TASK REQUIREMENTS: Filter out everything except lines holding "have".

[Collected data]
:::

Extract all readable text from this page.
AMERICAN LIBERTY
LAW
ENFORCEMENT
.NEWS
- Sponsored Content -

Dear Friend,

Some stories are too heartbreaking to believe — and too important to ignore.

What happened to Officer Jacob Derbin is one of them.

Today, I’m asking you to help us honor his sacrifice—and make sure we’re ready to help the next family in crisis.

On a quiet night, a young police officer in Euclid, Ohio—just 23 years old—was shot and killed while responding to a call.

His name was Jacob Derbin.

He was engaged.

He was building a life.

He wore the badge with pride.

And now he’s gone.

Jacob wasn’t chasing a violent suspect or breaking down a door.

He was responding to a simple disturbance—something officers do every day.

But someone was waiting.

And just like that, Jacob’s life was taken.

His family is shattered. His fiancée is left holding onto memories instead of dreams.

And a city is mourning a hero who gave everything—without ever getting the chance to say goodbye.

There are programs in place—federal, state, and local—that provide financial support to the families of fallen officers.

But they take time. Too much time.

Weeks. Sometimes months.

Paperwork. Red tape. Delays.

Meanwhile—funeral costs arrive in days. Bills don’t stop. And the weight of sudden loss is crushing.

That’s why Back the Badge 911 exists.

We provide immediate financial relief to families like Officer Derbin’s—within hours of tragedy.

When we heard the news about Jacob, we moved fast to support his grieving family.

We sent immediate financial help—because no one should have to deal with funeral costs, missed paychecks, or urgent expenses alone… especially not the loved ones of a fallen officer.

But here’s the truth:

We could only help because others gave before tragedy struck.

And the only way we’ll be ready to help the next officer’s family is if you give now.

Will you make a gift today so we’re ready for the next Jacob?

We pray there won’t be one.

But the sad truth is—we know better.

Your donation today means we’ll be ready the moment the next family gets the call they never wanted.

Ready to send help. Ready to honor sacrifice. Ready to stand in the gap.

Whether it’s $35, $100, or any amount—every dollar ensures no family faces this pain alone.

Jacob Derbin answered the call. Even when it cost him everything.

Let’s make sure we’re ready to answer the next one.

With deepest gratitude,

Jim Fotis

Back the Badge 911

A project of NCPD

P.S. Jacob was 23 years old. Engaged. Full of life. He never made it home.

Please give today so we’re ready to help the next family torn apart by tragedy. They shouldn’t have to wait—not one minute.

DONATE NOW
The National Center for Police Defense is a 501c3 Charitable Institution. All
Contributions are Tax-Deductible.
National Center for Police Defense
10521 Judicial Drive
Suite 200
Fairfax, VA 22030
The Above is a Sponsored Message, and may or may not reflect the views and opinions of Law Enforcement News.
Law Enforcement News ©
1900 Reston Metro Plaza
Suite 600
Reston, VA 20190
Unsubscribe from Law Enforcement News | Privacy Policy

:::

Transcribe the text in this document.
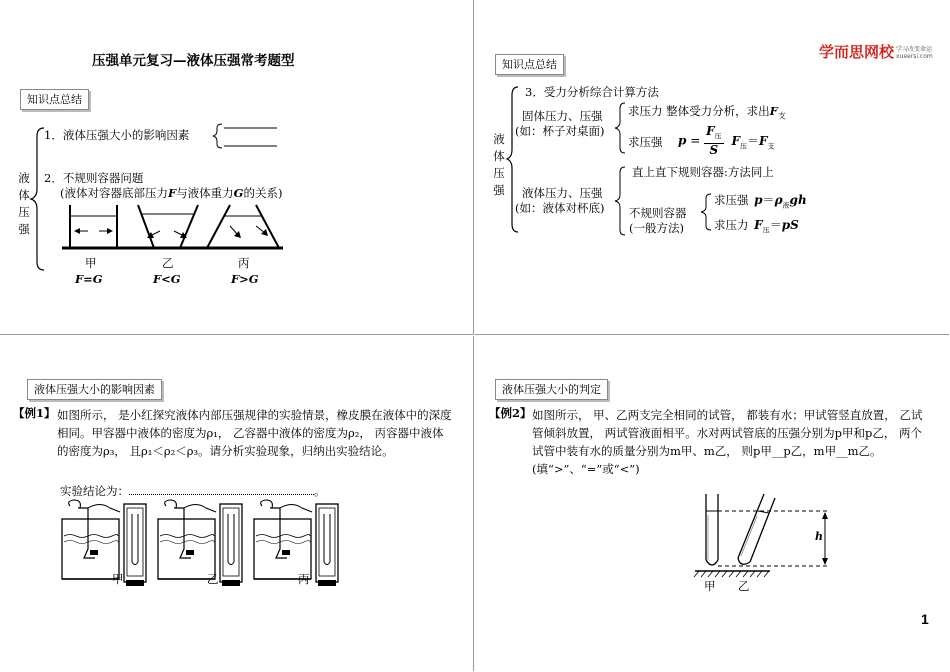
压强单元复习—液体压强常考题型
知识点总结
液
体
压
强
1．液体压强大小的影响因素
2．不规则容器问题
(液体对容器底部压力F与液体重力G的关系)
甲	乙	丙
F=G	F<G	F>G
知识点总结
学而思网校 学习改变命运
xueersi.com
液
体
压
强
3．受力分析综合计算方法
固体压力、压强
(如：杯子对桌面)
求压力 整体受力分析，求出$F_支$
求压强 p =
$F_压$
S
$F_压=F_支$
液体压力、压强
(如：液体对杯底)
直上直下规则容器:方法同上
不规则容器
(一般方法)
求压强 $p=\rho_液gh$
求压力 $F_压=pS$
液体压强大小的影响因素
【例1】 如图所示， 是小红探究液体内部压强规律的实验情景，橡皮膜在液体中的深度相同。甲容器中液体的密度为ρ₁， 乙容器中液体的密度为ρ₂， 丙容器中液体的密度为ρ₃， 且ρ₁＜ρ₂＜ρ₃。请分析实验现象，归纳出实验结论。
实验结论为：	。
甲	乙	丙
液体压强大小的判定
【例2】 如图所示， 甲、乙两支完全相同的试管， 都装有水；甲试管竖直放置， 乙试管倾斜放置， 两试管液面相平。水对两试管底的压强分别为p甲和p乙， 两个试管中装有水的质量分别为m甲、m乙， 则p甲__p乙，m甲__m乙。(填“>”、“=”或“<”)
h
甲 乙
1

:::

THE REPLY:
We sent immediate financial help—because no one should have to deal with funeral costs, missed paychecks, or urgent expenses alone… especially not the loved ones of a fallen officer.
Please give today so we’re ready to help the next family torn apart by tragedy. They shouldn’t have to wait—not one minute.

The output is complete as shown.